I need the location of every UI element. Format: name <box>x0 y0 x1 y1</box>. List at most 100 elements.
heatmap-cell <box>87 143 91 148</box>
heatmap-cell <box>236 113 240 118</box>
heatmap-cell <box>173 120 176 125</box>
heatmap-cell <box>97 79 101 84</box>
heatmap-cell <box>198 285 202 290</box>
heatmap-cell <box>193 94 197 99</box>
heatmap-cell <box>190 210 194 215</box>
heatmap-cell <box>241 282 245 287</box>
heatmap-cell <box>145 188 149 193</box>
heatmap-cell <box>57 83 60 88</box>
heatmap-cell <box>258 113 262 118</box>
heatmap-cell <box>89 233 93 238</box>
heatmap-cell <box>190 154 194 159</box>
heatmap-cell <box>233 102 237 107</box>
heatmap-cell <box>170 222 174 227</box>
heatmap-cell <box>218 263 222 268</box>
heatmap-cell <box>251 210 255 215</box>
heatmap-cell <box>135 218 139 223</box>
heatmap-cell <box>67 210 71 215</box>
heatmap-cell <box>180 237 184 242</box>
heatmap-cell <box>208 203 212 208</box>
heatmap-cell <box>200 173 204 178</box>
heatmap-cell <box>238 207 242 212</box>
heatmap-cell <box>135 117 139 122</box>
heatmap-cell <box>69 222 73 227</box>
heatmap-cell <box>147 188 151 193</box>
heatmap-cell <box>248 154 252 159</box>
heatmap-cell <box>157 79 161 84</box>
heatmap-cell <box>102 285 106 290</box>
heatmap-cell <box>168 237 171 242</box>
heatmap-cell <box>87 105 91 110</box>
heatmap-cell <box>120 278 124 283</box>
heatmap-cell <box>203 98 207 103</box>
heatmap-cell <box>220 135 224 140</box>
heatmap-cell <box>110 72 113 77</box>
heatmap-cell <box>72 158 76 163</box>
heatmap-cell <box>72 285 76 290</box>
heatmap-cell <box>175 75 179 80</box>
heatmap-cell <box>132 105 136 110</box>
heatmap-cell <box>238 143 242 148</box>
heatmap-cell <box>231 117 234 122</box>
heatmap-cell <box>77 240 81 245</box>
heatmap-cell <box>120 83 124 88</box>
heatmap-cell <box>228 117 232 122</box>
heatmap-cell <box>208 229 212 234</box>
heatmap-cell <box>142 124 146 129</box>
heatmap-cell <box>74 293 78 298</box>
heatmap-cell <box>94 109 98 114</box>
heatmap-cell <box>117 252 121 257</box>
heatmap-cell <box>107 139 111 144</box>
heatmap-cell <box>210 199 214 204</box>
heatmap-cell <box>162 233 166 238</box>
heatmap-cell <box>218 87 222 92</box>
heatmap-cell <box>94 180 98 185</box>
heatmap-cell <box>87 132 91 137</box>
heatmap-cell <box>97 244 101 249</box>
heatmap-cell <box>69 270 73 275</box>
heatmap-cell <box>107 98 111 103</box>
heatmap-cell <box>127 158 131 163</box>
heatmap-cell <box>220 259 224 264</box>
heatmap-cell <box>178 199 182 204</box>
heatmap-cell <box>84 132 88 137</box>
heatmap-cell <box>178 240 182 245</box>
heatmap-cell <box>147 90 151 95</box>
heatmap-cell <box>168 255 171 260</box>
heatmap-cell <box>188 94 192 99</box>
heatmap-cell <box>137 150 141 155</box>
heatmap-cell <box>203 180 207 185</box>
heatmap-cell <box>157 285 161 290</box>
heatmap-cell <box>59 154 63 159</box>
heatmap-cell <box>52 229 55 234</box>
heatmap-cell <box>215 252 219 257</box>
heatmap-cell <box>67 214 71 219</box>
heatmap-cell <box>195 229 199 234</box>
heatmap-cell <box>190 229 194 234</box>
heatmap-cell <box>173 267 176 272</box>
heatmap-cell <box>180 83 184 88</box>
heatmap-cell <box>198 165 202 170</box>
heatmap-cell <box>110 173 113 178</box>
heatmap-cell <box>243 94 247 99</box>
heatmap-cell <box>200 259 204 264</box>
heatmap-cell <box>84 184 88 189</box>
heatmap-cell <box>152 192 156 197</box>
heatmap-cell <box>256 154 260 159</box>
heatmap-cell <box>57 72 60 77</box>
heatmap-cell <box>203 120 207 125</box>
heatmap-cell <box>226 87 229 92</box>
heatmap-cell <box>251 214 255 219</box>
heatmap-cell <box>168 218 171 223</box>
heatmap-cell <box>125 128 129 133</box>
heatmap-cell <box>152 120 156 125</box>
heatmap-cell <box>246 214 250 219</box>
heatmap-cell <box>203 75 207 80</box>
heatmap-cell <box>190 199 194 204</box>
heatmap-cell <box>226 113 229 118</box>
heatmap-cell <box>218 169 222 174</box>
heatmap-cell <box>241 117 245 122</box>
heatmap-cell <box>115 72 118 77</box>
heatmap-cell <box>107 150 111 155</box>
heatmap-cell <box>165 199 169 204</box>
• • • • • • •
» **Directive**
Could you return the data word for word, from its very first line down through the line that contains "heatmap-cell <box>180 237 184 242</box>", including that line?

» **Exercise answer**
I need the location of every UI element. Format: name <box>x0 y0 x1 y1</box>. List at most 100 elements.
heatmap-cell <box>87 143 91 148</box>
heatmap-cell <box>236 113 240 118</box>
heatmap-cell <box>173 120 176 125</box>
heatmap-cell <box>97 79 101 84</box>
heatmap-cell <box>198 285 202 290</box>
heatmap-cell <box>193 94 197 99</box>
heatmap-cell <box>190 210 194 215</box>
heatmap-cell <box>241 282 245 287</box>
heatmap-cell <box>145 188 149 193</box>
heatmap-cell <box>57 83 60 88</box>
heatmap-cell <box>258 113 262 118</box>
heatmap-cell <box>89 233 93 238</box>
heatmap-cell <box>190 154 194 159</box>
heatmap-cell <box>233 102 237 107</box>
heatmap-cell <box>170 222 174 227</box>
heatmap-cell <box>218 263 222 268</box>
heatmap-cell <box>251 210 255 215</box>
heatmap-cell <box>135 218 139 223</box>
heatmap-cell <box>67 210 71 215</box>
heatmap-cell <box>180 237 184 242</box>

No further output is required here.